Exercise brief — Please copy every one of the records below line for line, keeping each character unchanged.

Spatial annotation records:
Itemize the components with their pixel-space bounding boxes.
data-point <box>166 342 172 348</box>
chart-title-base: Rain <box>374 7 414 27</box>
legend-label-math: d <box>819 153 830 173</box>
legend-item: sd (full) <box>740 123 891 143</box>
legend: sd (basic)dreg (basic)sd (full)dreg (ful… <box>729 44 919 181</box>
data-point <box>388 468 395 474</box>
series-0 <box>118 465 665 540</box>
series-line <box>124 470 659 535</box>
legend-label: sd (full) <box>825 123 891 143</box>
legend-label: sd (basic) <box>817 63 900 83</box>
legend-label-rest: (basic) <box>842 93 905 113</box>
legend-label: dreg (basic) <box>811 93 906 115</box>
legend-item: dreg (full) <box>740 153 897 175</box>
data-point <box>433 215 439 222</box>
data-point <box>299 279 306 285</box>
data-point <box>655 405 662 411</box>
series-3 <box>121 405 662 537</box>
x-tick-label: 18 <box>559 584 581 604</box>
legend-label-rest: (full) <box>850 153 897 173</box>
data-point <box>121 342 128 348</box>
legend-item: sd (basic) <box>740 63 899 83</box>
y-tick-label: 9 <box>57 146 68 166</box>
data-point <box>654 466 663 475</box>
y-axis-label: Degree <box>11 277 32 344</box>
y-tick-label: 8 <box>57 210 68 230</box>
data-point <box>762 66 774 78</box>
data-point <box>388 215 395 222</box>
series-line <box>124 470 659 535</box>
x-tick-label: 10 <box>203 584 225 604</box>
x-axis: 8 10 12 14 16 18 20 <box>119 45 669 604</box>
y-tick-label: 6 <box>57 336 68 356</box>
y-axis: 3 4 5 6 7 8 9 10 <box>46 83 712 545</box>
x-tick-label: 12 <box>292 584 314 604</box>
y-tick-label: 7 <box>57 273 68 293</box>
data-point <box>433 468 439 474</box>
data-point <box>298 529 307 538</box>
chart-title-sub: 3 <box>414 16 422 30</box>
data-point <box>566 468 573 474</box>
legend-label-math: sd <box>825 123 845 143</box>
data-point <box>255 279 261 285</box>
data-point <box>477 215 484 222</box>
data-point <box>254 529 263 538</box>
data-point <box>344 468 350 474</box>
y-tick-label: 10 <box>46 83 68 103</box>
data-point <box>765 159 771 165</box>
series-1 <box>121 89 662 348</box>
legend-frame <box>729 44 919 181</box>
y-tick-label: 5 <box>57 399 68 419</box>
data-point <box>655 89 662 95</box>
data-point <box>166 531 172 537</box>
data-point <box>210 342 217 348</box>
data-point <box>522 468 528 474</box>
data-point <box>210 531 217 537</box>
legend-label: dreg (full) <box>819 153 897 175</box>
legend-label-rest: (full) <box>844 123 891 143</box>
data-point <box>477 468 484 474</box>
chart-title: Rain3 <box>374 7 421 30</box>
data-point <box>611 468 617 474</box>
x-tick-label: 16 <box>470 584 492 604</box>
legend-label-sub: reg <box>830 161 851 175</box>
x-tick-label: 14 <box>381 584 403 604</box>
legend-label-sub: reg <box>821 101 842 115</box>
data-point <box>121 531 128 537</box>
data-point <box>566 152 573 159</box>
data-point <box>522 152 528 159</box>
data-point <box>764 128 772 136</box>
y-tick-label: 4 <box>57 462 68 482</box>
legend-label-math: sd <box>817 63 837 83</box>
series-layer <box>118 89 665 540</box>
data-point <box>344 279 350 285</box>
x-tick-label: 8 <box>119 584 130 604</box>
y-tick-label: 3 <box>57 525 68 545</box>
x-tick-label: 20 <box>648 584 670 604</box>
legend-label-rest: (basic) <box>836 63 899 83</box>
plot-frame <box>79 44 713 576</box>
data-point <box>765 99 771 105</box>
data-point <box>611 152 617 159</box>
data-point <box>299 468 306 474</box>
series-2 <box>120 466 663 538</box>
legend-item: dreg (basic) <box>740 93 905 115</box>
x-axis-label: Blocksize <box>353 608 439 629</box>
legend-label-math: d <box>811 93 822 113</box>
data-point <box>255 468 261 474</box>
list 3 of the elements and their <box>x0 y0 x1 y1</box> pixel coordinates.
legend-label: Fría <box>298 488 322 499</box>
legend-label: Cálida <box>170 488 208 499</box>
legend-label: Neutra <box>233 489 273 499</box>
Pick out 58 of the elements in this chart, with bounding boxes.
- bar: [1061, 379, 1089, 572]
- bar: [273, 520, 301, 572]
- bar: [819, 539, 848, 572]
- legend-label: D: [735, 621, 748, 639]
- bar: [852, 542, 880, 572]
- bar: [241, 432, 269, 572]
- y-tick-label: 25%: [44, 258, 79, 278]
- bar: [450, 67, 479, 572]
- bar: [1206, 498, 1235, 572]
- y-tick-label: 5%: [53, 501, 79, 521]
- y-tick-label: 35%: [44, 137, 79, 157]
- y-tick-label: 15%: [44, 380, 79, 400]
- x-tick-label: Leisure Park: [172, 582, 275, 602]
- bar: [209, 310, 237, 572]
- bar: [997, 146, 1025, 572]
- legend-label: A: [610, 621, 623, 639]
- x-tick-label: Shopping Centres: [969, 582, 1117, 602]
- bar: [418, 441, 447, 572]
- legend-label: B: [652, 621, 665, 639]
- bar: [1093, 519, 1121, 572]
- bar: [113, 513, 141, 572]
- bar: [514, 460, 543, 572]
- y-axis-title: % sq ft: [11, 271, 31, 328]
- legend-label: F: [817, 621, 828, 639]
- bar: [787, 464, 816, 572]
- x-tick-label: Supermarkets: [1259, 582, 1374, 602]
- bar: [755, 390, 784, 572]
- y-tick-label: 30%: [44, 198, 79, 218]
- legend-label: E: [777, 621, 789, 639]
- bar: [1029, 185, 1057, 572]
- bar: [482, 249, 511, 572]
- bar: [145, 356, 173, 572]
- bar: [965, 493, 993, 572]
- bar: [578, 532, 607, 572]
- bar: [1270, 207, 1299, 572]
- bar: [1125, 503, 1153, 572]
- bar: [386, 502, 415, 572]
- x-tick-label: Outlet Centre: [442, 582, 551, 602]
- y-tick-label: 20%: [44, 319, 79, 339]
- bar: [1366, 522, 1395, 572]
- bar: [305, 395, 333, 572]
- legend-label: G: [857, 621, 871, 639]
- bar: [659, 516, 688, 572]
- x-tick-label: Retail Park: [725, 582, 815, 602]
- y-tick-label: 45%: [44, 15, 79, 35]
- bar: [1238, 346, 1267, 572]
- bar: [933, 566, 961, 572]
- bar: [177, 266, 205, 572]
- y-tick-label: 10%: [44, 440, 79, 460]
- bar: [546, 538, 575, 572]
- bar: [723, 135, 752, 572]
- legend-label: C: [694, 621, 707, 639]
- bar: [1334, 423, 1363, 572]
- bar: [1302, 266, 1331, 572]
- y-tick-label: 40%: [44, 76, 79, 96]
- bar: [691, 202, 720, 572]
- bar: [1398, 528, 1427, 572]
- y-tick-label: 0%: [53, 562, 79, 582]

Exercise result —
Itemize the components with their pixel-space bounding boxes.
data-point <box>166 342 172 348</box>
chart-title-base: Rain <box>374 7 414 27</box>
legend-label-math: d <box>819 153 830 173</box>
legend-item: sd (full) <box>740 123 891 143</box>
legend: sd (basic)dreg (basic)sd (full)dreg (ful… <box>729 44 919 181</box>
data-point <box>388 468 395 474</box>
series-0 <box>118 465 665 540</box>
series-line <box>124 470 659 535</box>
legend-label: sd (full) <box>825 123 891 143</box>
legend-label: sd (basic) <box>817 63 900 83</box>
legend-label-rest: (basic) <box>842 93 905 113</box>
legend-label: dreg (basic) <box>811 93 906 115</box>
legend-item: dreg (full) <box>740 153 897 175</box>
data-point <box>433 215 439 222</box>
data-point <box>299 279 306 285</box>
data-point <box>655 405 662 411</box>
series-3 <box>121 405 662 537</box>
x-tick-label: 18 <box>559 584 581 604</box>
legend-label-rest: (full) <box>850 153 897 173</box>
data-point <box>121 342 128 348</box>
legend-item: sd (basic) <box>740 63 899 83</box>
y-tick-label: 9 <box>57 146 68 166</box>
data-point <box>654 466 663 475</box>
y-axis-label: Degree <box>11 277 32 344</box>
y-tick-label: 8 <box>57 210 68 230</box>
data-point <box>762 66 774 78</box>
data-point <box>388 215 395 222</box>
series-line <box>124 470 659 535</box>
x-tick-label: 10 <box>203 584 225 604</box>
x-axis: 8 10 12 14 16 18 20 <box>119 45 669 604</box>
y-tick-label: 6 <box>57 336 68 356</box>
y-axis: 3 4 5 6 7 8 9 10 <box>46 83 712 545</box>
x-tick-label: 12 <box>292 584 314 604</box>
y-tick-label: 7 <box>57 273 68 293</box>
data-point <box>433 468 439 474</box>
data-point <box>298 529 307 538</box>
chart-title-sub: 3 <box>414 16 422 30</box>
data-point <box>566 468 573 474</box>
legend-label-math: sd <box>825 123 845 143</box>
data-point <box>255 279 261 285</box>
data-point <box>477 215 484 222</box>
data-point <box>254 529 263 538</box>
data-point <box>344 468 350 474</box>
y-tick-label: 10 <box>46 83 68 103</box>
data-point <box>765 159 771 165</box>
series-1 <box>121 89 662 348</box>
legend-frame <box>729 44 919 181</box>
y-tick-label: 5 <box>57 399 68 419</box>
data-point <box>655 89 662 95</box>
data-point <box>166 531 172 537</box>
data-point <box>210 342 217 348</box>
data-point <box>522 468 528 474</box>
data-point <box>210 531 217 537</box>
legend-label: dreg (full) <box>819 153 897 175</box>
legend-label-rest: (full) <box>844 123 891 143</box>
data-point <box>477 468 484 474</box>
chart-title: Rain3 <box>374 7 421 30</box>
data-point <box>611 468 617 474</box>
x-tick-label: 16 <box>470 584 492 604</box>
legend-label-sub: reg <box>830 161 851 175</box>
x-tick-label: 14 <box>381 584 403 604</box>
legend-label-sub: reg <box>821 101 842 115</box>
data-point <box>121 531 128 537</box>
data-point <box>566 152 573 159</box>
data-point <box>522 152 528 159</box>
data-point <box>764 128 772 136</box>
y-tick-label: 4 <box>57 462 68 482</box>
legend-label-math: sd <box>817 63 837 83</box>
series-layer <box>118 89 665 540</box>
data-point <box>344 279 350 285</box>
x-tick-label: 8 <box>119 584 130 604</box>
y-tick-label: 3 <box>57 525 68 545</box>
x-tick-label: 20 <box>648 584 670 604</box>
legend-label-rest: (basic) <box>836 63 899 83</box>
plot-frame <box>79 44 713 576</box>
data-point <box>765 99 771 105</box>
data-point <box>611 152 617 159</box>
data-point <box>299 468 306 474</box>
series-2 <box>120 466 663 538</box>
legend-item: dreg (basic) <box>740 93 905 115</box>
x-axis-label: Blocksize <box>353 608 439 629</box>
legend-label-math: d <box>811 93 822 113</box>
data-point <box>255 468 261 474</box>
list 3 of the elements and their <box>x0 y0 x1 y1</box> pixel coordinates.
legend-label: Fría <box>298 488 322 499</box>
legend-label: Cálida <box>170 488 208 499</box>
legend-label: Neutra <box>233 489 273 499</box>
Pick out 58 of the elements in this chart, with bounding boxes.
- bar: [1061, 379, 1089, 572]
- bar: [273, 520, 301, 572]
- bar: [819, 539, 848, 572]
- legend-label: D: [735, 621, 748, 639]
- bar: [852, 542, 880, 572]
- bar: [241, 432, 269, 572]
- y-tick-label: 25%: [44, 258, 79, 278]
- bar: [450, 67, 479, 572]
- bar: [1206, 498, 1235, 572]
- y-tick-label: 5%: [53, 501, 79, 521]
- y-tick-label: 35%: [44, 137, 79, 157]
- y-tick-label: 15%: [44, 380, 79, 400]
- x-tick-label: Leisure Park: [172, 582, 275, 602]
- bar: [209, 310, 237, 572]
- bar: [997, 146, 1025, 572]
- legend-label: A: [610, 621, 623, 639]
- x-tick-label: Shopping Centres: [969, 582, 1117, 602]
- bar: [418, 441, 447, 572]
- legend-label: B: [652, 621, 665, 639]
- bar: [1093, 519, 1121, 572]
- bar: [113, 513, 141, 572]
- bar: [514, 460, 543, 572]
- y-axis-title: % sq ft: [11, 271, 31, 328]
- legend-label: F: [817, 621, 828, 639]
- bar: [787, 464, 816, 572]
- x-tick-label: Supermarkets: [1259, 582, 1374, 602]
- bar: [755, 390, 784, 572]
- y-tick-label: 30%: [44, 198, 79, 218]
- legend-label: E: [777, 621, 789, 639]
- bar: [1029, 185, 1057, 572]
- bar: [482, 249, 511, 572]
- bar: [145, 356, 173, 572]
- bar: [965, 493, 993, 572]
- bar: [578, 532, 607, 572]
- bar: [1270, 207, 1299, 572]
- bar: [1125, 503, 1153, 572]
- bar: [386, 502, 415, 572]
- x-tick-label: Outlet Centre: [442, 582, 551, 602]
- y-tick-label: 20%: [44, 319, 79, 339]
- bar: [1366, 522, 1395, 572]
- bar: [305, 395, 333, 572]
- legend-label: G: [857, 621, 871, 639]
- bar: [659, 516, 688, 572]
- x-tick-label: Retail Park: [725, 582, 815, 602]
- y-tick-label: 45%: [44, 15, 79, 35]
- bar: [1238, 346, 1267, 572]
- bar: [933, 566, 961, 572]
- bar: [177, 266, 205, 572]
- y-tick-label: 10%: [44, 440, 79, 460]
- bar: [546, 538, 575, 572]
- bar: [723, 135, 752, 572]
- legend-label: C: [694, 621, 707, 639]
- bar: [1334, 423, 1363, 572]
- bar: [1302, 266, 1331, 572]
- y-tick-label: 40%: [44, 76, 79, 96]
- bar: [691, 202, 720, 572]
- bar: [1398, 528, 1427, 572]
- y-tick-label: 0%: [53, 562, 79, 582]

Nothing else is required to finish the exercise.